(Saved entries)
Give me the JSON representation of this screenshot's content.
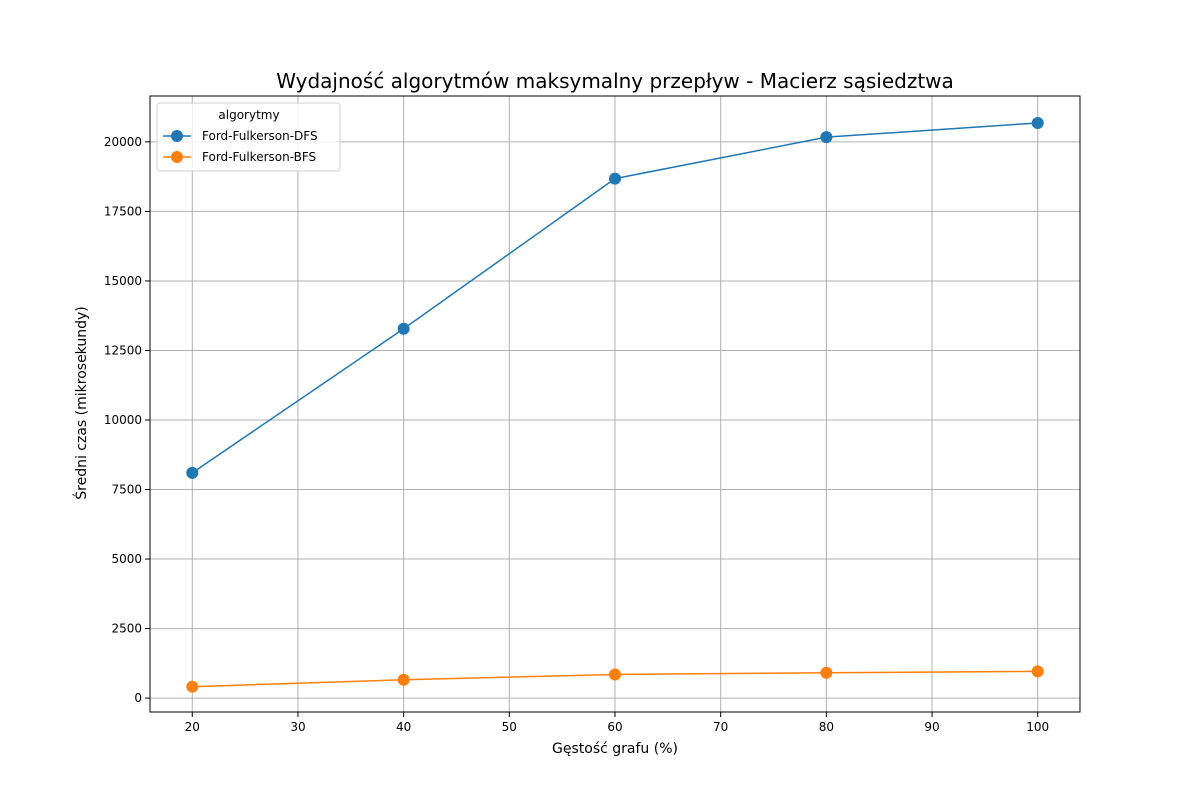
{
  "chart_data": {
    "type": "line",
    "title": "Wydajność algorytmów maksymalny przepływ - Macierz sąsiedztwa",
    "xlabel": "Gęstość grafu (%)",
    "ylabel": "Średni czas (mikrosekundy)",
    "x": [
      20,
      40,
      60,
      80,
      100
    ],
    "xlim": [
      16,
      104
    ],
    "ylim": [
      -500,
      21650
    ],
    "xticks": [
      20,
      30,
      40,
      50,
      60,
      70,
      80,
      90,
      100
    ],
    "yticks": [
      0,
      2500,
      5000,
      7500,
      10000,
      12500,
      15000,
      17500,
      20000
    ],
    "grid": true,
    "legend": {
      "title": "algorytmy",
      "placement": "top-left"
    },
    "series": [
      {
        "name": "Ford-Fulkerson-DFS",
        "color": "#1f77b4",
        "values": [
          8100,
          13280,
          18680,
          20170,
          20680
        ]
      },
      {
        "name": "Ford-Fulkerson-BFS",
        "color": "#ff7f0e",
        "values": [
          410,
          660,
          850,
          910,
          960
        ]
      }
    ]
  }
}
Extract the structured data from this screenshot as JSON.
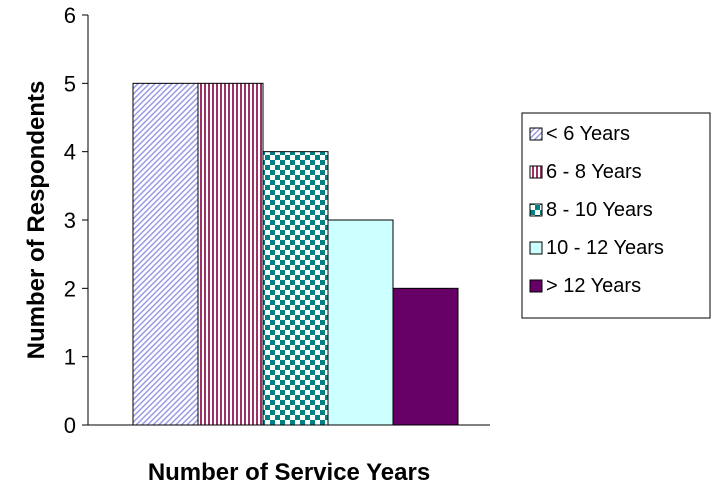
{
  "chart_data": {
    "type": "bar",
    "title": "",
    "xlabel": "Number of Service Years",
    "ylabel": "Number of Respondents",
    "ylim": [
      0,
      6
    ],
    "yticks": [
      "0",
      "1",
      "2",
      "3",
      "4",
      "5",
      "6"
    ],
    "grid": false,
    "legend_position": "right",
    "categories": [
      "< 6 Years",
      "6 - 8 Years",
      "8 - 10 Years",
      "10 - 12 Years",
      "> 12 Years"
    ],
    "values": [
      5,
      5,
      4,
      3,
      2
    ],
    "fills": [
      "diagonal-hatch-lavender",
      "vertical-stripes-maroon",
      "checker-teal",
      "solid-lightcyan",
      "solid-purple"
    ],
    "colors": [
      "#9a9ae6",
      "#993366",
      "#008080",
      "#ccffff",
      "#660066"
    ]
  }
}
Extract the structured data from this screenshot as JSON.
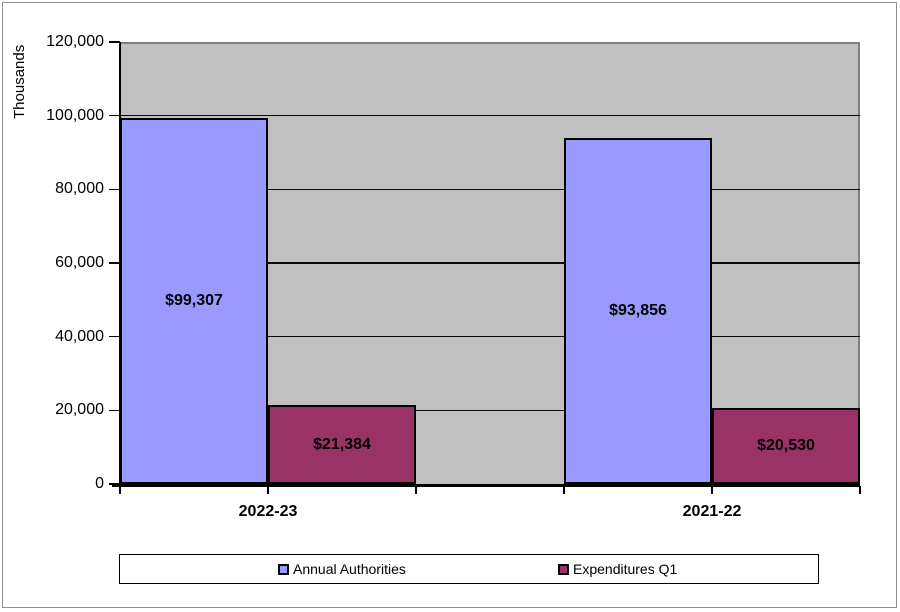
{
  "chart_data": {
    "type": "bar",
    "title": "",
    "xlabel": "",
    "ylabel": "Thousands",
    "categories": [
      "2022-23",
      "2021-22"
    ],
    "series": [
      {
        "name": "Annual Authorities",
        "color": "#9999FF",
        "values": [
          99307,
          93856
        ],
        "labels": [
          "$99,307",
          "$93,856"
        ]
      },
      {
        "name": "Expenditures Q1",
        "color": "#993366",
        "values": [
          21384,
          20530
        ],
        "labels": [
          "$21,384",
          "$20,530"
        ]
      }
    ],
    "ylim": [
      0,
      120000
    ],
    "y_tick_step": 20000,
    "y_ticks": [
      {
        "value": 0,
        "label": "0"
      },
      {
        "value": 20000,
        "label": "20,000"
      },
      {
        "value": 40000,
        "label": "40,000"
      },
      {
        "value": 60000,
        "label": "60,000"
      },
      {
        "value": 80000,
        "label": "80,000"
      },
      {
        "value": 100000,
        "label": "100,000"
      },
      {
        "value": 120000,
        "label": "120,000"
      }
    ],
    "grid": "major-horizontal",
    "legend_position": "bottom",
    "plot_bg": "#C0C0C0"
  }
}
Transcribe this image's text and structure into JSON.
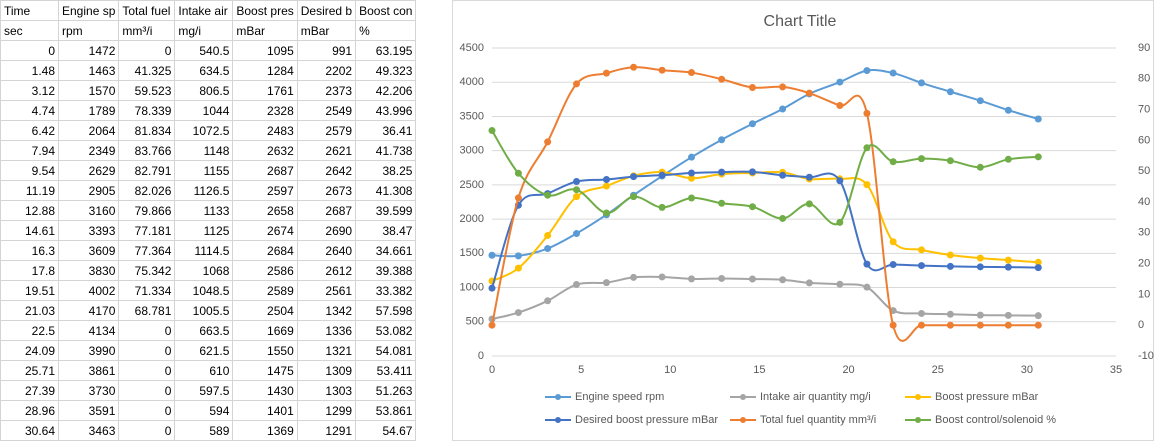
{
  "table": {
    "headers": [
      "Time",
      "Engine sp",
      "Total fuel",
      "Intake air",
      "Boost pres",
      "Desired b",
      "Boost con"
    ],
    "units": [
      "sec",
      "rpm",
      "mm³/i",
      "mg/i",
      "mBar",
      "mBar",
      "%"
    ]
  },
  "chart_data": {
    "type": "line",
    "smooth": true,
    "markers": true,
    "title": "Chart Title",
    "x": [
      0,
      1.48,
      3.12,
      4.74,
      6.42,
      7.94,
      9.54,
      11.19,
      12.88,
      14.61,
      16.3,
      17.8,
      19.51,
      21.03,
      22.5,
      24.09,
      25.71,
      27.39,
      28.96,
      30.64
    ],
    "xlim": [
      0,
      35
    ],
    "xticks": [
      0,
      5,
      10,
      15,
      20,
      25,
      30,
      35
    ],
    "ylim": [
      0,
      4500
    ],
    "yticks": [
      0,
      500,
      1000,
      1500,
      2000,
      2500,
      3000,
      3500,
      4000,
      4500
    ],
    "y2lim": [
      -10,
      90
    ],
    "y2ticks": [
      -10,
      0,
      10,
      20,
      30,
      40,
      50,
      60,
      70,
      80,
      90
    ],
    "grid": true,
    "legend": "bottom",
    "series": [
      {
        "name": "Engine speed rpm",
        "color": "#5b9bd5",
        "values": [
          1472,
          1463,
          1570,
          1789,
          2064,
          2349,
          2629,
          2905,
          3160,
          3393,
          3609,
          3830,
          4002,
          4170,
          4134,
          3990,
          3861,
          3730,
          3591,
          3463
        ]
      },
      {
        "name": "Intake air quantity mg/i",
        "color": "#a5a5a5",
        "values": [
          540.5,
          634.5,
          806.5,
          1044,
          1072.5,
          1148,
          1155,
          1126.5,
          1133,
          1125,
          1114.5,
          1068,
          1048.5,
          1005.5,
          663.5,
          621.5,
          610,
          597.5,
          594,
          589
        ]
      },
      {
        "name": "Boost pressure mBar",
        "color": "#ffc000",
        "values": [
          1095,
          1284,
          1761,
          2328,
          2483,
          2632,
          2687,
          2597,
          2658,
          2674,
          2684,
          2586,
          2589,
          2504,
          1669,
          1550,
          1475,
          1430,
          1401,
          1369
        ]
      },
      {
        "name": "Desired boost pressure mBar",
        "color": "#4472c4",
        "values": [
          991,
          2202,
          2373,
          2549,
          2579,
          2621,
          2642,
          2673,
          2687,
          2690,
          2640,
          2612,
          2561,
          1342,
          1336,
          1321,
          1309,
          1303,
          1299,
          1291
        ]
      },
      {
        "name": "Total fuel quantity mm³/i",
        "color": "#ed7d31",
        "axis": "y2",
        "values": [
          0,
          41.325,
          59.523,
          78.339,
          81.834,
          83.766,
          82.791,
          82.026,
          79.866,
          77.181,
          77.364,
          75.342,
          71.334,
          68.781,
          0,
          0,
          0,
          0,
          0,
          0
        ]
      },
      {
        "name": "Boost control/solenoid %",
        "color": "#70ad47",
        "axis": "y2",
        "values": [
          63.195,
          49.323,
          42.206,
          43.996,
          36.41,
          41.738,
          38.25,
          41.308,
          39.599,
          38.47,
          34.661,
          39.388,
          33.382,
          57.598,
          53.082,
          54.081,
          53.411,
          51.263,
          53.861,
          54.67
        ]
      }
    ]
  }
}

[Written exercise]: Every line above should be returned exactly; the pictures stay out.

[Result of this task]:
Give me the JSON representation of this screenshot's content.
{
  "chart_data": {
    "type": "line",
    "title": "Wydajność algorytmów maksymalny przepływ - Macierz sąsiedztwa",
    "xlabel": "Gęstość grafu (%)",
    "ylabel": "Średni czas (mikrosekundy)",
    "x": [
      20,
      40,
      60,
      80,
      100
    ],
    "xlim": [
      16,
      104
    ],
    "ylim": [
      -500,
      21650
    ],
    "xticks": [
      20,
      30,
      40,
      50,
      60,
      70,
      80,
      90,
      100
    ],
    "yticks": [
      0,
      2500,
      5000,
      7500,
      10000,
      12500,
      15000,
      17500,
      20000
    ],
    "grid": true,
    "legend": {
      "title": "algorytmy",
      "placement": "top-left"
    },
    "series": [
      {
        "name": "Ford-Fulkerson-DFS",
        "color": "#1f77b4",
        "values": [
          8100,
          13280,
          18680,
          20170,
          20680
        ]
      },
      {
        "name": "Ford-Fulkerson-BFS",
        "color": "#ff7f0e",
        "values": [
          410,
          660,
          850,
          910,
          960
        ]
      }
    ]
  }
}
Extract the structured data from this screenshot as JSON.
{
  "chart_data": {
    "type": "bar",
    "title": "",
    "xlabel": "Number of Service Years",
    "ylabel": "Number of Respondents",
    "ylim": [
      0,
      6
    ],
    "yticks": [
      "0",
      "1",
      "2",
      "3",
      "4",
      "5",
      "6"
    ],
    "grid": false,
    "legend_position": "right",
    "categories": [
      "< 6 Years",
      "6 - 8 Years",
      "8 - 10 Years",
      "10 - 12 Years",
      "> 12 Years"
    ],
    "values": [
      5,
      5,
      4,
      3,
      2
    ],
    "fills": [
      "diagonal-hatch-lavender",
      "vertical-stripes-maroon",
      "checker-teal",
      "solid-lightcyan",
      "solid-purple"
    ],
    "colors": [
      "#9a9ae6",
      "#993366",
      "#008080",
      "#ccffff",
      "#660066"
    ]
  }
}
Extract the structured data from this screenshot as JSON.
{
  "chart_data": {
    "type": "bar",
    "title": "",
    "xlabel": "",
    "ylabel": "Thousands",
    "categories": [
      "2022-23",
      "2021-22"
    ],
    "series": [
      {
        "name": "Annual Authorities",
        "color": "#9999FF",
        "values": [
          99307,
          93856
        ],
        "labels": [
          "$99,307",
          "$93,856"
        ]
      },
      {
        "name": "Expenditures Q1",
        "color": "#993366",
        "values": [
          21384,
          20530
        ],
        "labels": [
          "$21,384",
          "$20,530"
        ]
      }
    ],
    "ylim": [
      0,
      120000
    ],
    "y_tick_step": 20000,
    "y_ticks": [
      {
        "value": 0,
        "label": "0"
      },
      {
        "value": 20000,
        "label": "20,000"
      },
      {
        "value": 40000,
        "label": "40,000"
      },
      {
        "value": 60000,
        "label": "60,000"
      },
      {
        "value": 80000,
        "label": "80,000"
      },
      {
        "value": 100000,
        "label": "100,000"
      },
      {
        "value": 120000,
        "label": "120,000"
      }
    ],
    "grid": "major-horizontal",
    "legend_position": "bottom",
    "plot_bg": "#C0C0C0"
  }
}
Transcribe this image's text and structure into JSON.
{
  "table": {
    "headers": [
      "Time",
      "Engine sp",
      "Total fuel",
      "Intake air",
      "Boost pres",
      "Desired b",
      "Boost con"
    ],
    "units": [
      "sec",
      "rpm",
      "mm³/i",
      "mg/i",
      "mBar",
      "mBar",
      "%"
    ]
  },
  "chart_data": {
    "type": "line",
    "smooth": true,
    "markers": true,
    "title": "Chart Title",
    "x": [
      0,
      1.48,
      3.12,
      4.74,
      6.42,
      7.94,
      9.54,
      11.19,
      12.88,
      14.61,
      16.3,
      17.8,
      19.51,
      21.03,
      22.5,
      24.09,
      25.71,
      27.39,
      28.96,
      30.64
    ],
    "xlim": [
      0,
      35
    ],
    "xticks": [
      0,
      5,
      10,
      15,
      20,
      25,
      30,
      35
    ],
    "ylim": [
      0,
      4500
    ],
    "yticks": [
      0,
      500,
      1000,
      1500,
      2000,
      2500,
      3000,
      3500,
      4000,
      4500
    ],
    "y2lim": [
      -10,
      90
    ],
    "y2ticks": [
      -10,
      0,
      10,
      20,
      30,
      40,
      50,
      60,
      70,
      80,
      90
    ],
    "grid": true,
    "legend": "bottom",
    "series": [
      {
        "name": "Engine speed rpm",
        "color": "#5b9bd5",
        "values": [
          1472,
          1463,
          1570,
          1789,
          2064,
          2349,
          2629,
          2905,
          3160,
          3393,
          3609,
          3830,
          4002,
          4170,
          4134,
          3990,
          3861,
          3730,
          3591,
          3463
        ]
      },
      {
        "name": "Intake air quantity mg/i",
        "color": "#a5a5a5",
        "values": [
          540.5,
          634.5,
          806.5,
          1044,
          1072.5,
          1148,
          1155,
          1126.5,
          1133,
          1125,
          1114.5,
          1068,
          1048.5,
          1005.5,
          663.5,
          621.5,
          610,
          597.5,
          594,
          589
        ]
      },
      {
        "name": "Boost pressure mBar",
        "color": "#ffc000",
        "values": [
          1095,
          1284,
          1761,
          2328,
          2483,
          2632,
          2687,
          2597,
          2658,
          2674,
          2684,
          2586,
          2589,
          2504,
          1669,
          1550,
          1475,
          1430,
          1401,
          1369
        ]
      },
      {
        "name": "Desired boost pressure mBar",
        "color": "#4472c4",
        "values": [
          991,
          2202,
          2373,
          2549,
          2579,
          2621,
          2642,
          2673,
          2687,
          2690,
          2640,
          2612,
          2561,
          1342,
          1336,
          1321,
          1309,
          1303,
          1299,
          1291
        ]
      },
      {
        "name": "Total fuel quantity mm³/i",
        "color": "#ed7d31",
        "axis": "y2",
        "values": [
          0,
          41.325,
          59.523,
          78.339,
          81.834,
          83.766,
          82.791,
          82.026,
          79.866,
          77.181,
          77.364,
          75.342,
          71.334,
          68.781,
          0,
          0,
          0,
          0,
          0,
          0
        ]
      },
      {
        "name": "Boost control/solenoid %",
        "color": "#70ad47",
        "axis": "y2",
        "values": [
          63.195,
          49.323,
          42.206,
          43.996,
          36.41,
          41.738,
          38.25,
          41.308,
          39.599,
          38.47,
          34.661,
          39.388,
          33.382,
          57.598,
          53.082,
          54.081,
          53.411,
          51.263,
          53.861,
          54.67
        ]
      }
    ]
  }
}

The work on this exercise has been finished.